-- Record extracts start --

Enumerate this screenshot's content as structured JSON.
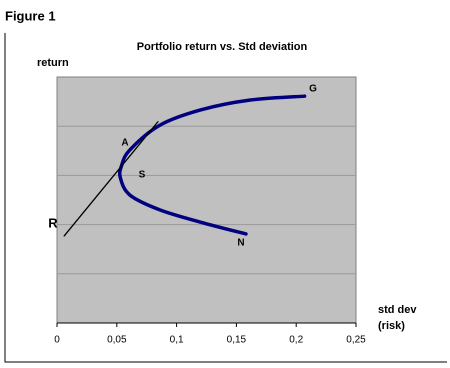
{
  "figure_label": "Figure 1",
  "chart_data": {
    "type": "line",
    "title": "Portfolio return vs. Std deviation",
    "y_label": "return",
    "x_label": [
      "std dev",
      "(risk)"
    ],
    "xlim": [
      0,
      0.25
    ],
    "xticks": [
      {
        "value": 0,
        "label": "0"
      },
      {
        "value": 0.05,
        "label": "0,05"
      },
      {
        "value": 0.1,
        "label": "0,1"
      },
      {
        "value": 0.15,
        "label": "0,15"
      },
      {
        "value": 0.2,
        "label": "0,2"
      },
      {
        "value": 0.25,
        "label": "0,25"
      }
    ],
    "ylim": [
      0,
      5
    ],
    "y_gridlines": [
      1,
      2,
      3,
      4
    ],
    "plot_background": "#c0c0c0",
    "series": [
      {
        "color": "#000080",
        "x": [
          0.158,
          0.12,
          0.086,
          0.061,
          0.053,
          0.054,
          0.061,
          0.086,
          0.12,
          0.161,
          0.207
        ],
        "values": [
          1.81,
          2.05,
          2.3,
          2.6,
          2.95,
          3.2,
          3.52,
          4.02,
          4.33,
          4.53,
          4.61
        ]
      },
      {
        "color": "#000000",
        "x": [
          0.006,
          0.0844
        ],
        "values": [
          1.77,
          4.09
        ]
      }
    ],
    "annotations": [
      "A",
      "S",
      "G",
      "N",
      "R"
    ]
  }
}
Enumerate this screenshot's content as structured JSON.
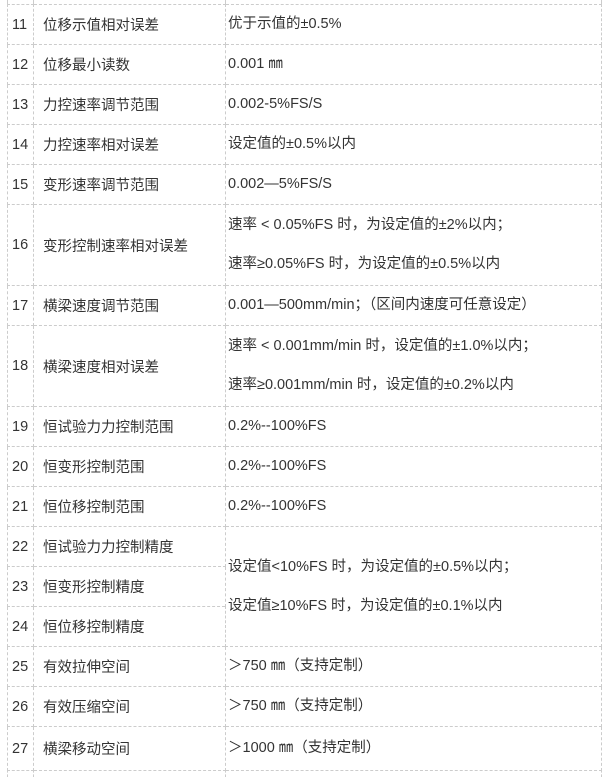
{
  "page": {
    "background_color": "#ffffff",
    "text_color": "#333333",
    "border_color": "#cccccc"
  },
  "spec_table": {
    "columns": [
      "row-number",
      "parameter-name",
      "parameter-value"
    ],
    "rows": [
      {
        "no": "11",
        "name": "位移示值相对误差",
        "value": [
          "优于示值的±0.5%"
        ]
      },
      {
        "no": "12",
        "name": "位移最小读数",
        "value": [
          "0.001 ㎜"
        ]
      },
      {
        "no": "13",
        "name": "力控速率调节范围",
        "value": [
          "0.002-5%FS/S"
        ]
      },
      {
        "no": "14",
        "name": "力控速率相对误差",
        "value": [
          "设定值的±0.5%以内"
        ]
      },
      {
        "no": "15",
        "name": "变形速率调节范围",
        "value": [
          "0.002—5%FS/S"
        ]
      },
      {
        "no": "16",
        "name": "变形控制速率相对误差",
        "value": [
          "速率 < 0.05%FS 时，为设定值的±2%以内；",
          "速率≥0.05%FS 时，为设定值的±0.5%以内"
        ]
      },
      {
        "no": "17",
        "name": "横梁速度调节范围",
        "value": [
          "0.001—500mm/min；（区间内速度可任意设定）"
        ]
      },
      {
        "no": "18",
        "name": "横梁速度相对误差",
        "value": [
          "速率 < 0.001mm/min 时，设定值的±1.0%以内；",
          "速率≥0.001mm/min 时，设定值的±0.2%以内"
        ]
      },
      {
        "no": "19",
        "name": "恒试验力力控制范围",
        "value": [
          "0.2%--100%FS"
        ]
      },
      {
        "no": "20",
        "name": "恒变形控制范围",
        "value": [
          "0.2%--100%FS"
        ]
      },
      {
        "no": "21",
        "name": "恒位移控制范围",
        "value": [
          "0.2%--100%FS"
        ]
      },
      {
        "no": "22",
        "name": "恒试验力力控制精度",
        "merged_group": "constant_control_precision"
      },
      {
        "no": "23",
        "name": "恒变形控制精度",
        "merged_group": "constant_control_precision"
      },
      {
        "no": "24",
        "name": "恒位移控制精度",
        "merged_group": "constant_control_precision"
      },
      {
        "no": "25",
        "name": "有效拉伸空间",
        "value": [
          "＞750 ㎜（支持定制）"
        ]
      },
      {
        "no": "26",
        "name": "有效压缩空间",
        "value": [
          "＞750 ㎜（支持定制）"
        ]
      },
      {
        "no": "27",
        "name": "横梁移动空间",
        "value": [
          "＞1000 ㎜（支持定制）"
        ]
      }
    ],
    "merged_values": {
      "constant_control_precision": [
        "设定值<10%FS 时，为设定值的±0.5%以内；",
        "设定值≥10%FS 时，为设定值的±0.1%以内"
      ]
    }
  }
}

-- Record extracts end --

Extract the full listing above verbatim; pictures are to be left out of the copy.

Enumerate this screenshot's content as structured JSON.
{
  "figure_label": "Figure 1",
  "chart_data": {
    "type": "line",
    "title": "Portfolio return vs. Std deviation",
    "y_label": "return",
    "x_label": [
      "std dev",
      "(risk)"
    ],
    "xlim": [
      0,
      0.25
    ],
    "xticks": [
      {
        "value": 0,
        "label": "0"
      },
      {
        "value": 0.05,
        "label": "0,05"
      },
      {
        "value": 0.1,
        "label": "0,1"
      },
      {
        "value": 0.15,
        "label": "0,15"
      },
      {
        "value": 0.2,
        "label": "0,2"
      },
      {
        "value": 0.25,
        "label": "0,25"
      }
    ],
    "ylim": [
      0,
      5
    ],
    "y_gridlines": [
      1,
      2,
      3,
      4
    ],
    "plot_background": "#c0c0c0",
    "series": [
      {
        "color": "#000080",
        "x": [
          0.158,
          0.12,
          0.086,
          0.061,
          0.053,
          0.054,
          0.061,
          0.086,
          0.12,
          0.161,
          0.207
        ],
        "values": [
          1.81,
          2.05,
          2.3,
          2.6,
          2.95,
          3.2,
          3.52,
          4.02,
          4.33,
          4.53,
          4.61
        ]
      },
      {
        "color": "#000000",
        "x": [
          0.006,
          0.0844
        ],
        "values": [
          1.77,
          4.09
        ]
      }
    ],
    "annotations": [
      "A",
      "S",
      "G",
      "N",
      "R"
    ]
  }
}
Enumerate this screenshot's content as structured JSON.
{
  "page": {
    "background_color": "#ffffff",
    "text_color": "#333333",
    "border_color": "#cccccc"
  },
  "spec_table": {
    "columns": [
      "row-number",
      "parameter-name",
      "parameter-value"
    ],
    "rows": [
      {
        "no": "11",
        "name": "位移示值相对误差",
        "value": [
          "优于示值的±0.5%"
        ]
      },
      {
        "no": "12",
        "name": "位移最小读数",
        "value": [
          "0.001 ㎜"
        ]
      },
      {
        "no": "13",
        "name": "力控速率调节范围",
        "value": [
          "0.002-5%FS/S"
        ]
      },
      {
        "no": "14",
        "name": "力控速率相对误差",
        "value": [
          "设定值的±0.5%以内"
        ]
      },
      {
        "no": "15",
        "name": "变形速率调节范围",
        "value": [
          "0.002—5%FS/S"
        ]
      },
      {
        "no": "16",
        "name": "变形控制速率相对误差",
        "value": [
          "速率 < 0.05%FS 时，为设定值的±2%以内；",
          "速率≥0.05%FS 时，为设定值的±0.5%以内"
        ]
      },
      {
        "no": "17",
        "name": "横梁速度调节范围",
        "value": [
          "0.001—500mm/min；（区间内速度可任意设定）"
        ]
      },
      {
        "no": "18",
        "name": "横梁速度相对误差",
        "value": [
          "速率 < 0.001mm/min 时，设定值的±1.0%以内；",
          "速率≥0.001mm/min 时，设定值的±0.2%以内"
        ]
      },
      {
        "no": "19",
        "name": "恒试验力力控制范围",
        "value": [
          "0.2%--100%FS"
        ]
      },
      {
        "no": "20",
        "name": "恒变形控制范围",
        "value": [
          "0.2%--100%FS"
        ]
      },
      {
        "no": "21",
        "name": "恒位移控制范围",
        "value": [
          "0.2%--100%FS"
        ]
      },
      {
        "no": "22",
        "name": "恒试验力力控制精度",
        "merged_group": "constant_control_precision"
      },
      {
        "no": "23",
        "name": "恒变形控制精度",
        "merged_group": "constant_control_precision"
      },
      {
        "no": "24",
        "name": "恒位移控制精度",
        "merged_group": "constant_control_precision"
      },
      {
        "no": "25",
        "name": "有效拉伸空间",
        "value": [
          "＞750 ㎜（支持定制）"
        ]
      },
      {
        "no": "26",
        "name": "有效压缩空间",
        "value": [
          "＞750 ㎜（支持定制）"
        ]
      },
      {
        "no": "27",
        "name": "横梁移动空间",
        "value": [
          "＞1000 ㎜（支持定制）"
        ]
      }
    ],
    "merged_values": {
      "constant_control_precision": [
        "设定值<10%FS 时，为设定值的±0.5%以内；",
        "设定值≥10%FS 时，为设定值的±0.1%以内"
      ]
    }
  }
}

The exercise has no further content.